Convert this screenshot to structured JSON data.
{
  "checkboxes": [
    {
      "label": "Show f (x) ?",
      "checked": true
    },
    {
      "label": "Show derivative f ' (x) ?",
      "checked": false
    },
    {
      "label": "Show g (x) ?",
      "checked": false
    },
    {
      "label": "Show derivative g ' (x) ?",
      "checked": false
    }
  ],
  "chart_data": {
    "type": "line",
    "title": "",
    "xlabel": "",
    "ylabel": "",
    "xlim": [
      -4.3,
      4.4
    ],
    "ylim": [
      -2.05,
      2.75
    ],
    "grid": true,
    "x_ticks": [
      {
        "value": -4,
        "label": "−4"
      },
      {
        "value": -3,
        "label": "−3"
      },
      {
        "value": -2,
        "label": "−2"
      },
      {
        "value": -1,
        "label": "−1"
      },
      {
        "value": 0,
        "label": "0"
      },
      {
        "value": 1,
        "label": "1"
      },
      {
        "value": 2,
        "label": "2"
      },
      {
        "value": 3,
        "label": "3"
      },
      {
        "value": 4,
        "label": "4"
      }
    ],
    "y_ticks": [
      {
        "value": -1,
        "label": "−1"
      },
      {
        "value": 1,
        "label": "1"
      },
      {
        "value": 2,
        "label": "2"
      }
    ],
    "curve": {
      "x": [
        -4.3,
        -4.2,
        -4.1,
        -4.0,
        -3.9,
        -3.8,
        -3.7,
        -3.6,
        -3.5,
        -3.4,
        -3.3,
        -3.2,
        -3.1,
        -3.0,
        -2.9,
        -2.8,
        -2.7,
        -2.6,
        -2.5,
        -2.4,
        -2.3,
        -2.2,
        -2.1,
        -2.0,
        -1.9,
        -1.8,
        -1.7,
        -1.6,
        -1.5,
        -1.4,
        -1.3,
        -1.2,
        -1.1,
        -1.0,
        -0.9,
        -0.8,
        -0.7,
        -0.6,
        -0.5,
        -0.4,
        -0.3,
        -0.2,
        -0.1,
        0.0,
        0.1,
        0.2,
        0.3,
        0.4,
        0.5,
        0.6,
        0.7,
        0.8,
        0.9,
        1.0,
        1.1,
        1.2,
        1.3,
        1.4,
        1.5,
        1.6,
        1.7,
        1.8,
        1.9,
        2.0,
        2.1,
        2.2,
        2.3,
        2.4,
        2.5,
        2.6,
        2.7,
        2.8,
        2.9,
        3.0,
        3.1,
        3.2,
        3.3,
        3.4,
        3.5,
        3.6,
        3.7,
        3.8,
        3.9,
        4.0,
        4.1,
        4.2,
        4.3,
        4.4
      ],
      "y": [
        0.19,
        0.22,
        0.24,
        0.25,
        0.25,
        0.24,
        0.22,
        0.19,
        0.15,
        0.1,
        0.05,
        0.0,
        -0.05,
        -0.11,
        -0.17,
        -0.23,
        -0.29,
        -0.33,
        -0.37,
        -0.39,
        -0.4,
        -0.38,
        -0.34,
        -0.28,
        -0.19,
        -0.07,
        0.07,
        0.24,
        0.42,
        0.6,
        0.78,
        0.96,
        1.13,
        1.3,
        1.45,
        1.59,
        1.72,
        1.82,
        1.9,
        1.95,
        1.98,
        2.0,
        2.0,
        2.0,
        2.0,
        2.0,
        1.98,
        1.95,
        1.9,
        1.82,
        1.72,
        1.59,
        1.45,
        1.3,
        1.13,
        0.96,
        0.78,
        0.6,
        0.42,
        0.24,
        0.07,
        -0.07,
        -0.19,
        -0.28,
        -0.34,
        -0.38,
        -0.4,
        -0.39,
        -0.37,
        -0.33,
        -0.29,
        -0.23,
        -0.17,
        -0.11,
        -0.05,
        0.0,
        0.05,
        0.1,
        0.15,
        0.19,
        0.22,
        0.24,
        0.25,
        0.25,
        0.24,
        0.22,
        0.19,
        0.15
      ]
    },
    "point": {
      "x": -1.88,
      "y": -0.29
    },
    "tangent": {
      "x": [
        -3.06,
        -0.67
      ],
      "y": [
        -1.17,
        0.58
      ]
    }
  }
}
----------------------------------------
**Exercise brief**
Search the lines for the string "Show" and copy every line that has it.

**Answer to the exercise**
      "label": "Show f (x) ?",
      "label": "Show derivative f ' (x) ?",
      "label": "Show g (x) ?",
      "label": "Show derivative g ' (x) ?",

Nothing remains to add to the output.